Repeat exactly the lines from the line containing "Enumerate this screenshot's" to the last line of the listing, including both.
########################################
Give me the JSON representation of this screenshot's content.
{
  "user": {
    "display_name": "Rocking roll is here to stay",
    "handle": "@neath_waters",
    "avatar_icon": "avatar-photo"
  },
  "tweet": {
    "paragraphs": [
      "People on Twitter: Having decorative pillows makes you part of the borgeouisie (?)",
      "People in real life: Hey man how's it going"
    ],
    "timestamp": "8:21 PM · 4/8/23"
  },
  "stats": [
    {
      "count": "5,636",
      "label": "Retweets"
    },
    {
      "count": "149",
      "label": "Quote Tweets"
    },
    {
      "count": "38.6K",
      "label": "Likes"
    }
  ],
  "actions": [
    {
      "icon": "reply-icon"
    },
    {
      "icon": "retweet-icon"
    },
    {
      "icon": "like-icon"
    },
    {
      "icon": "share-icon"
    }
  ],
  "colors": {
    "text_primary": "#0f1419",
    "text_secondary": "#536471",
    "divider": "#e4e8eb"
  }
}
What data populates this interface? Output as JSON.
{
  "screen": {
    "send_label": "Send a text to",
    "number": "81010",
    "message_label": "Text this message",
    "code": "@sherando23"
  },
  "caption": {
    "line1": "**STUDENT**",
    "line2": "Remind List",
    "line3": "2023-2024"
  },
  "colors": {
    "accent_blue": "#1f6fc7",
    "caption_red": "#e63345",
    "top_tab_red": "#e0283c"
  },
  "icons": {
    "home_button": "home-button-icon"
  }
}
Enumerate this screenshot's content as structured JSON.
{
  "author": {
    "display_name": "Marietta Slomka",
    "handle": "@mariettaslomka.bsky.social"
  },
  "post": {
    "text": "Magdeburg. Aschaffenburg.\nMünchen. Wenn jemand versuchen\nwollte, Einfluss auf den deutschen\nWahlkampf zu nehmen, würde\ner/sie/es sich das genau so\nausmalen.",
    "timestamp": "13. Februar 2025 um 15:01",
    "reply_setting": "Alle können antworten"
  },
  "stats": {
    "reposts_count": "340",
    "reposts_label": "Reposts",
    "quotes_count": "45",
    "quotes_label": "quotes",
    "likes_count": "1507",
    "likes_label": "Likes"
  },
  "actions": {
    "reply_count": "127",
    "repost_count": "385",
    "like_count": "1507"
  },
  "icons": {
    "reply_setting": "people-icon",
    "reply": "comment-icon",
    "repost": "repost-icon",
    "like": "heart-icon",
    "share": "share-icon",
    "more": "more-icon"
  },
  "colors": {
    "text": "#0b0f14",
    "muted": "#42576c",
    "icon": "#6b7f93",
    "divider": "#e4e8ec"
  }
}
########################################
* **EXERCISE SOLUTION**
Enumerate this screenshot's content as structured JSON.
{
  "author": {
    "display_name": "Marietta Slomka",
    "handle": "@mariettaslomka.bsky.social"
  },
  "post": {
    "text": "Magdeburg. Aschaffenburg.\nMünchen. Wenn jemand versuchen\nwollte, Einfluss auf den deutschen\nWahlkampf zu nehmen, würde\ner/sie/es sich das genau so\nausmalen.",
    "timestamp": "13. Februar 2025 um 15:01",
    "reply_setting": "Alle können antworten"
  },
  "stats": {
    "reposts_count": "340",
    "reposts_label": "Reposts",
    "quotes_count": "45",
    "quotes_label": "quotes",
    "likes_count": "1507",
    "likes_label": "Likes"
  },
  "actions": {
    "reply_count": "127",
    "repost_count": "385",
    "like_count": "1507"
  },
  "icons": {
    "reply_setting": "people-icon",
    "reply": "comment-icon",
    "repost": "repost-icon",
    "like": "heart-icon",
    "share": "share-icon",
    "more": "more-icon"
  },
  "colors": {
    "text": "#0b0f14",
    "muted": "#42576c",
    "icon": "#6b7f93",
    "divider": "#e4e8ec"
  }
}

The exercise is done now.